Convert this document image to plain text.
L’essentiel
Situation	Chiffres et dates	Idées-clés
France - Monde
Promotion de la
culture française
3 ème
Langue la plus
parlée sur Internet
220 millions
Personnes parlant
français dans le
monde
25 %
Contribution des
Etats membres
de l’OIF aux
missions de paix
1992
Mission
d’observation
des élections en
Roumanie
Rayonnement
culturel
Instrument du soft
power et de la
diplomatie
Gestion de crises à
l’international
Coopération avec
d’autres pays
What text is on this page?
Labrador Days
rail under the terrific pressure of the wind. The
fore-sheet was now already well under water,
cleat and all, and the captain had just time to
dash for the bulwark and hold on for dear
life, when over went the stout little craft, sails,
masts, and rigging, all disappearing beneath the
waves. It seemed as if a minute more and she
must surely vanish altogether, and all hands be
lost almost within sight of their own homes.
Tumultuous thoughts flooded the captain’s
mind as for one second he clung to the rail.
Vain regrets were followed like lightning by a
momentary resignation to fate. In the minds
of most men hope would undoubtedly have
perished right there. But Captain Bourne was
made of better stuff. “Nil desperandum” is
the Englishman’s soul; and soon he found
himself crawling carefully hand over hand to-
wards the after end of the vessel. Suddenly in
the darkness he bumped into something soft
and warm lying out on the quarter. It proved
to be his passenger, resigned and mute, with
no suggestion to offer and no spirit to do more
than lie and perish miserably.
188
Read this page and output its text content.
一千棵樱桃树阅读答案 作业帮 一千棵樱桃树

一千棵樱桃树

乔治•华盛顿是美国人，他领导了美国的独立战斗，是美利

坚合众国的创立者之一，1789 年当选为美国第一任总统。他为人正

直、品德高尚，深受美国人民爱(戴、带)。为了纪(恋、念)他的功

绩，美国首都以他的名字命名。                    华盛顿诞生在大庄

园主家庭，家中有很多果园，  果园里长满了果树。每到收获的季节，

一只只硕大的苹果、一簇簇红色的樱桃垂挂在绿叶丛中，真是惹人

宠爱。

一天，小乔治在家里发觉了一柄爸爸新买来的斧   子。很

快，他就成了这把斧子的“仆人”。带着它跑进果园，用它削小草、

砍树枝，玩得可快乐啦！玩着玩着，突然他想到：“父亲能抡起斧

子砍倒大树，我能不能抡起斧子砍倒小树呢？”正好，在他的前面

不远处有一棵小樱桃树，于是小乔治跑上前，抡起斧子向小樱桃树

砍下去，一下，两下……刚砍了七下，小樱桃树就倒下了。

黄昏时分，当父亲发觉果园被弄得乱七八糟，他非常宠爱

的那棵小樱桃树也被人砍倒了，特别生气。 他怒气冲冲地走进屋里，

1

-.-.-

» **EXERCISE INSTRUCTIONS**
Copy the records above exactly.

» **TASK ANSWER**
Convert this document image to plain text.
L’essentiel
Situation	Chiffres et dates	Idées-clés
France - Monde
Promotion de la
culture française
3 ème
Langue la plus
parlée sur Internet
220 millions
Personnes parlant
français dans le
monde
25 %
Contribution des
Etats membres
de l’OIF aux
missions de paix
1992
Mission
d’observation
des élections en
Roumanie
Rayonnement
culturel
Instrument du soft
power et de la
diplomatie
Gestion de crises à
l’international
Coopération avec
d’autres pays
What text is on this page?
Labrador Days
rail under the terrific pressure of the wind. The
fore-sheet was now already well under water,
cleat and all, and the captain had just time to
dash for the bulwark and hold on for dear
life, when over went the stout little craft, sails,
masts, and rigging, all disappearing beneath the
waves. It seemed as if a minute more and she
must surely vanish altogether, and all hands be
lost almost within sight of their own homes.
Tumultuous thoughts flooded the captain’s
mind as for one second he clung to the rail.
Vain regrets were followed like lightning by a
momentary resignation to fate. In the minds
of most men hope would undoubtedly have
perished right there. But Captain Bourne was
made of better stuff. “Nil desperandum” is
the Englishman’s soul; and soon he found
himself crawling carefully hand over hand to-
wards the after end of the vessel. Suddenly in
the darkness he bumped into something soft
and warm lying out on the quarter. It proved
to be his passenger, resigned and mute, with
no suggestion to offer and no spirit to do more
than lie and perish miserably.
188
Read this page and output its text content.
一千棵樱桃树阅读答案 作业帮 一千棵樱桃树

一千棵樱桃树

乔治•华盛顿是美国人，他领导了美国的独立战斗，是美利

坚合众国的创立者之一，1789 年当选为美国第一任总统。他为人正

直、品德高尚，深受美国人民爱(戴、带)。为了纪(恋、念)他的功

绩，美国首都以他的名字命名。                    华盛顿诞生在大庄

园主家庭，家中有很多果园，  果园里长满了果树。每到收获的季节，

一只只硕大的苹果、一簇簇红色的樱桃垂挂在绿叶丛中，真是惹人

宠爱。

一天，小乔治在家里发觉了一柄爸爸新买来的斧   子。很

快，他就成了这把斧子的“仆人”。带着它跑进果园，用它削小草、

砍树枝，玩得可快乐啦！玩着玩着，突然他想到：“父亲能抡起斧

子砍倒大树，我能不能抡起斧子砍倒小树呢？”正好，在他的前面

不远处有一棵小樱桃树，于是小乔治跑上前，抡起斧子向小樱桃树

砍下去，一下，两下……刚砍了七下，小樱桃树就倒下了。

黄昏时分，当父亲发觉果园被弄得乱七八糟，他非常宠爱

的那棵小樱桃树也被人砍倒了，特别生气。 他怒气冲冲地走进屋里，

1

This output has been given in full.